Saved data entries:
--------------------------------

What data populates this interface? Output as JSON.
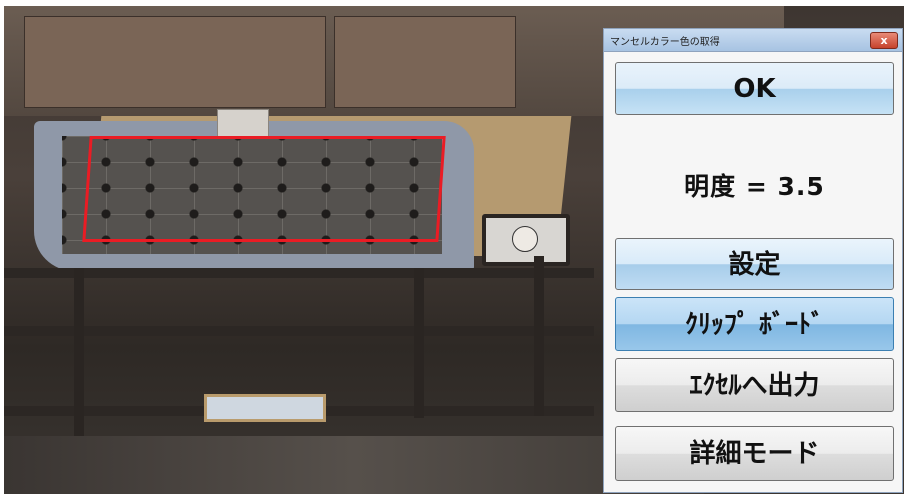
{
  "dialog": {
    "title": "マンセルカラー色の取得",
    "close_label": "x",
    "ok_label": "OK",
    "brightness_text": "明度 = 3.5",
    "setting_label": "設定",
    "clipboard_label": "ｸﾘｯﾌﾟ ﾎﾞｰﾄﾞ",
    "excel_label": "ｴｸｾﾙへ出力",
    "detail_label": "詳細モード"
  },
  "colors": {
    "selection_frame": "#ea1c24",
    "button_blue": "#bfdcf3",
    "button_active": "#98c7ea",
    "button_gray": "#dddddd"
  }
}
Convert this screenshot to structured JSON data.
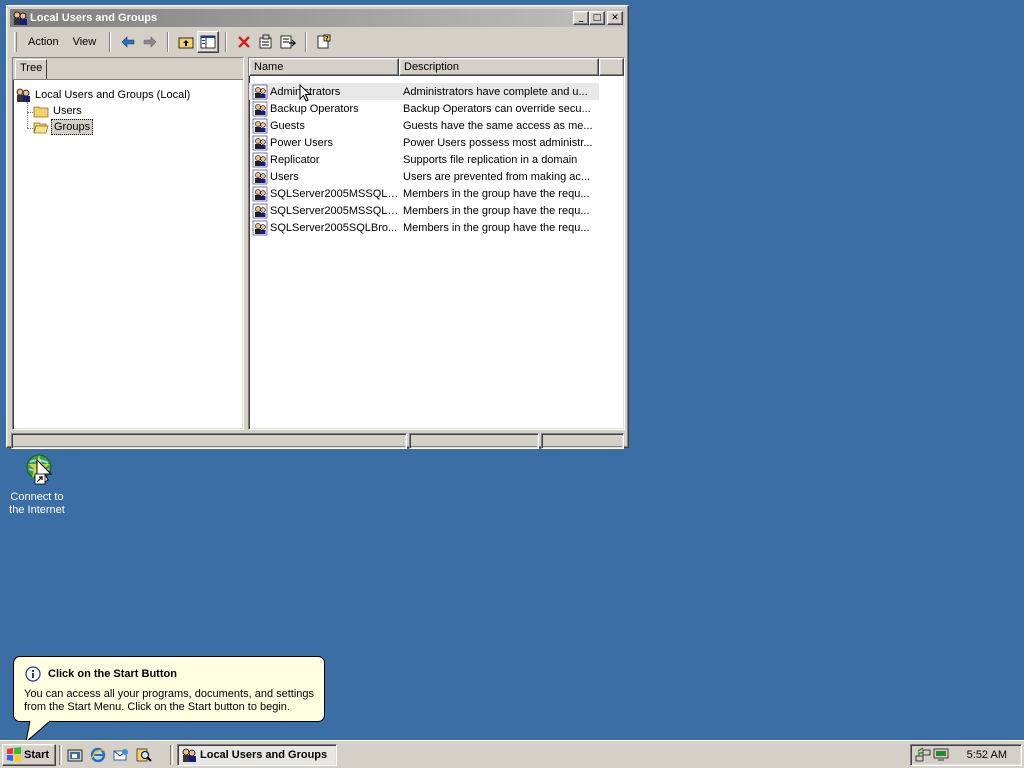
{
  "window": {
    "title": "Local Users and Groups",
    "minimize": "_",
    "maximize": "□",
    "close": "✕"
  },
  "menu": {
    "action": "Action",
    "view": "View"
  },
  "tree": {
    "tab_label": "Tree",
    "root_label": "Local Users and Groups (Local)",
    "children": [
      {
        "label": "Users"
      },
      {
        "label": "Groups"
      }
    ]
  },
  "list": {
    "columns": [
      "Name",
      "Description"
    ],
    "rows": [
      {
        "name": "Administrators",
        "description": "Administrators have complete and u..."
      },
      {
        "name": "Backup Operators",
        "description": "Backup Operators can override secu..."
      },
      {
        "name": "Guests",
        "description": "Guests have the same access as me..."
      },
      {
        "name": "Power Users",
        "description": "Power Users possess most administr..."
      },
      {
        "name": "Replicator",
        "description": "Supports file replication in a domain"
      },
      {
        "name": "Users",
        "description": "Users are prevented from making ac..."
      },
      {
        "name": "SQLServer2005MSSQLS...",
        "description": "Members in the group have the requ..."
      },
      {
        "name": "SQLServer2005MSSQLU...",
        "description": "Members in the group have the requ..."
      },
      {
        "name": "SQLServer2005SQLBro...",
        "description": "Members in the group have the requ..."
      }
    ]
  },
  "desktop": {
    "icon_label_line1": "Connect to",
    "icon_label_line2": "the Internet"
  },
  "balloon": {
    "title": "Click on the Start Button",
    "body": "You can access all your programs, documents, and settings from the Start Menu. Click on the Start button to begin."
  },
  "taskbar": {
    "start_label": "Start",
    "task_label": "Local Users and Groups",
    "clock": "5:52 AM"
  }
}
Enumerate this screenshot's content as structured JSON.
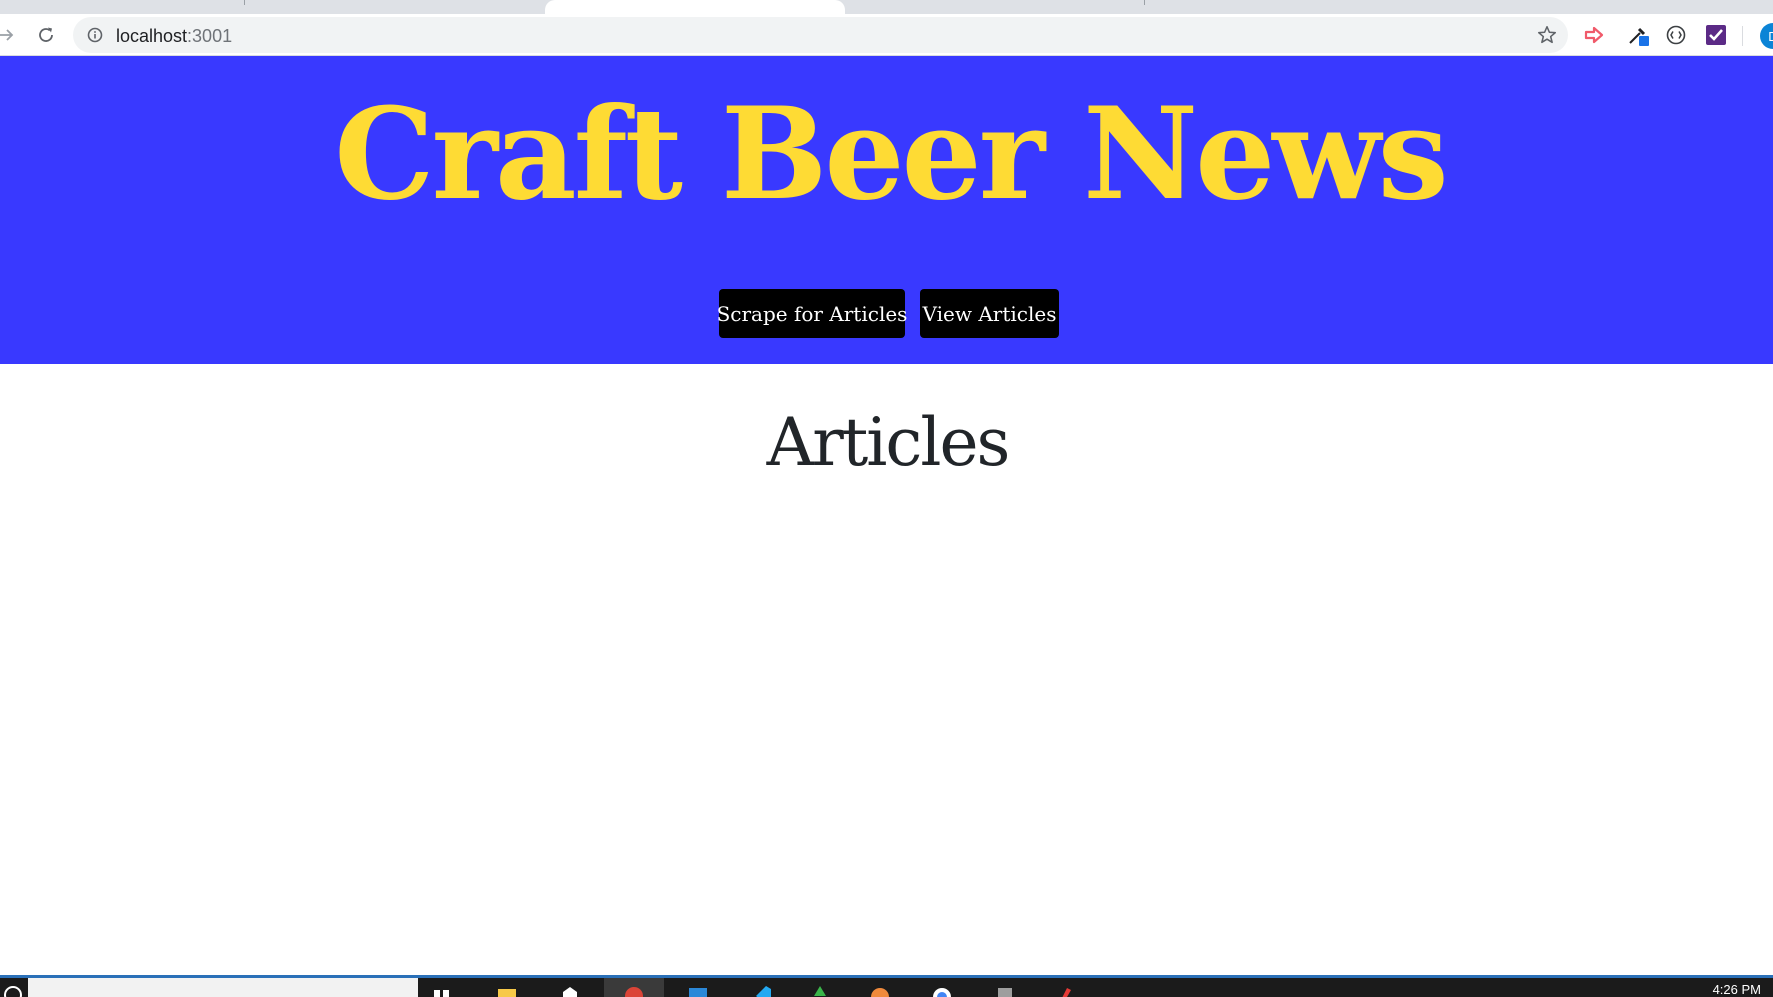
{
  "browser": {
    "url_host": "localhost",
    "url_port": ":3001",
    "profile_initial": "D"
  },
  "page": {
    "site_title": "Craft Beer News",
    "buttons": {
      "scrape": "Scrape for Articles",
      "view": "View Articles"
    },
    "section_title": "Articles"
  },
  "taskbar": {
    "clock": "4:26 PM"
  },
  "colors": {
    "header_background": "#3939ff",
    "title_color": "#fedb34",
    "button_background": "#000000",
    "button_text": "#ffffff",
    "section_title_color": "#212529"
  }
}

--------------------------------

What is required: What do the lines above say from the line containing "Enumerate this screenshot's" through the last line? Quote them exactly, both ends included, and leave out the pictures.

Result of this task:
Enumerate this screenshot's content as structured JSON.
{
  "browser": {
    "url_host": "localhost",
    "url_port": ":3001",
    "profile_initial": "D"
  },
  "page": {
    "site_title": "Craft Beer News",
    "buttons": {
      "scrape": "Scrape for Articles",
      "view": "View Articles"
    },
    "section_title": "Articles"
  },
  "taskbar": {
    "clock": "4:26 PM"
  },
  "colors": {
    "header_background": "#3939ff",
    "title_color": "#fedb34",
    "button_background": "#000000",
    "button_text": "#ffffff",
    "section_title_color": "#212529"
  }
}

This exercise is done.